(Stored data)
::::::::::

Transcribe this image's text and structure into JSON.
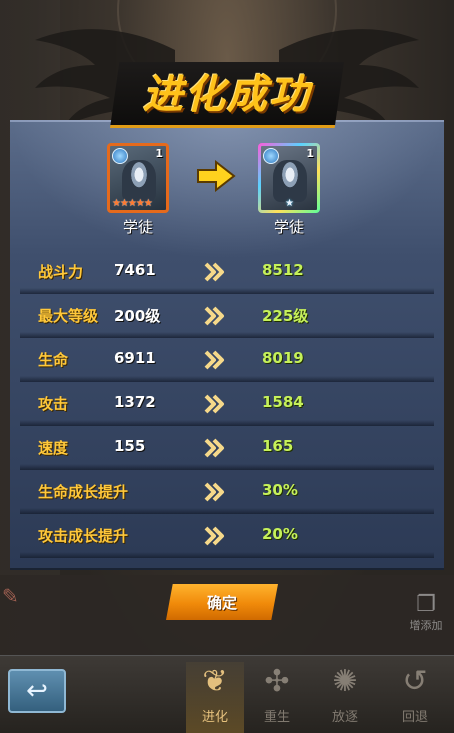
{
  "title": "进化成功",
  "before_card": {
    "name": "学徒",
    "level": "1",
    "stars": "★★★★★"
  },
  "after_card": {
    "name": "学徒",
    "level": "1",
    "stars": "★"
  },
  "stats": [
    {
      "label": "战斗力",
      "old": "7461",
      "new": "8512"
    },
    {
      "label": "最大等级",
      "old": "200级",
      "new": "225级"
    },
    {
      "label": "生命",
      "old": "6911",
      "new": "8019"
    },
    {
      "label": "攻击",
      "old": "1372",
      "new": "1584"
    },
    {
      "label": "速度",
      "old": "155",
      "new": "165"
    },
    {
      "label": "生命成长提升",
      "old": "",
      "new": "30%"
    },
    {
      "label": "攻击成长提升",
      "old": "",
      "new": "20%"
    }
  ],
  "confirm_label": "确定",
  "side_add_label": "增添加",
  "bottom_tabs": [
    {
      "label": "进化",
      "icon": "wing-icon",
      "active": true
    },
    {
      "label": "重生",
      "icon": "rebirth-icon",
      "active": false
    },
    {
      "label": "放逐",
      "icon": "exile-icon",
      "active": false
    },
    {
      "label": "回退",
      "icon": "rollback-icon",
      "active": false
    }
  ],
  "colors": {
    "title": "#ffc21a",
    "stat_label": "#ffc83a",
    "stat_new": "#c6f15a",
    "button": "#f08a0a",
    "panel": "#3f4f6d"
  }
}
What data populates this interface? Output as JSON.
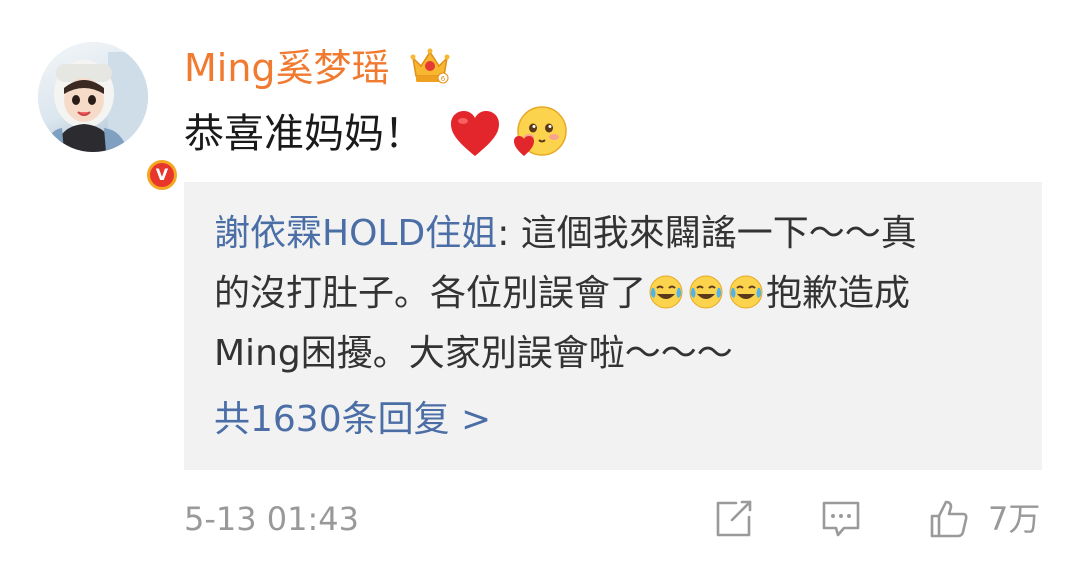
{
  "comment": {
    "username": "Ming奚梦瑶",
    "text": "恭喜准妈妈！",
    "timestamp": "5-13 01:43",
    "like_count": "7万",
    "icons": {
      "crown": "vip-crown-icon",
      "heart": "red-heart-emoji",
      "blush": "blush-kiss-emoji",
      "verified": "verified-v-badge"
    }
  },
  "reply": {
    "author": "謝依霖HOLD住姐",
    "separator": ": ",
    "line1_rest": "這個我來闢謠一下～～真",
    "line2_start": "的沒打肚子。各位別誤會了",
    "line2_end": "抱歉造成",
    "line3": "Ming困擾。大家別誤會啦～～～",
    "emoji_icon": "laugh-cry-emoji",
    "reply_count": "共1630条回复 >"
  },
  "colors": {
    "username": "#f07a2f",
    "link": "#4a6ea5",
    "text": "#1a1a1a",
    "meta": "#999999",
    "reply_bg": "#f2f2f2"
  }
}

::::::::::

Work required: Reproduce all the records verbatim, excluding images.

Final result:
Transcribe this image's text and structure into JSON.
{
  "title": "进化成功",
  "before_card": {
    "name": "学徒",
    "level": "1",
    "stars": "★★★★★"
  },
  "after_card": {
    "name": "学徒",
    "level": "1",
    "stars": "★"
  },
  "stats": [
    {
      "label": "战斗力",
      "old": "7461",
      "new": "8512"
    },
    {
      "label": "最大等级",
      "old": "200级",
      "new": "225级"
    },
    {
      "label": "生命",
      "old": "6911",
      "new": "8019"
    },
    {
      "label": "攻击",
      "old": "1372",
      "new": "1584"
    },
    {
      "label": "速度",
      "old": "155",
      "new": "165"
    },
    {
      "label": "生命成长提升",
      "old": "",
      "new": "30%"
    },
    {
      "label": "攻击成长提升",
      "old": "",
      "new": "20%"
    }
  ],
  "confirm_label": "确定",
  "side_add_label": "增添加",
  "bottom_tabs": [
    {
      "label": "进化",
      "icon": "wing-icon",
      "active": true
    },
    {
      "label": "重生",
      "icon": "rebirth-icon",
      "active": false
    },
    {
      "label": "放逐",
      "icon": "exile-icon",
      "active": false
    },
    {
      "label": "回退",
      "icon": "rollback-icon",
      "active": false
    }
  ],
  "colors": {
    "title": "#ffc21a",
    "stat_label": "#ffc83a",
    "stat_new": "#c6f15a",
    "button": "#f08a0a",
    "panel": "#3f4f6d"
  }
}
What data populates this interface? Output as JSON.
{
  "comment": {
    "username": "Ming奚梦瑶",
    "text": "恭喜准妈妈！",
    "timestamp": "5-13 01:43",
    "like_count": "7万",
    "icons": {
      "crown": "vip-crown-icon",
      "heart": "red-heart-emoji",
      "blush": "blush-kiss-emoji",
      "verified": "verified-v-badge"
    }
  },
  "reply": {
    "author": "謝依霖HOLD住姐",
    "separator": ": ",
    "line1_rest": "這個我來闢謠一下～～真",
    "line2_start": "的沒打肚子。各位別誤會了",
    "line2_end": "抱歉造成",
    "line3": "Ming困擾。大家別誤會啦～～～",
    "emoji_icon": "laugh-cry-emoji",
    "reply_count": "共1630条回复 >"
  },
  "colors": {
    "username": "#f07a2f",
    "link": "#4a6ea5",
    "text": "#1a1a1a",
    "meta": "#999999",
    "reply_bg": "#f2f2f2"
  }
}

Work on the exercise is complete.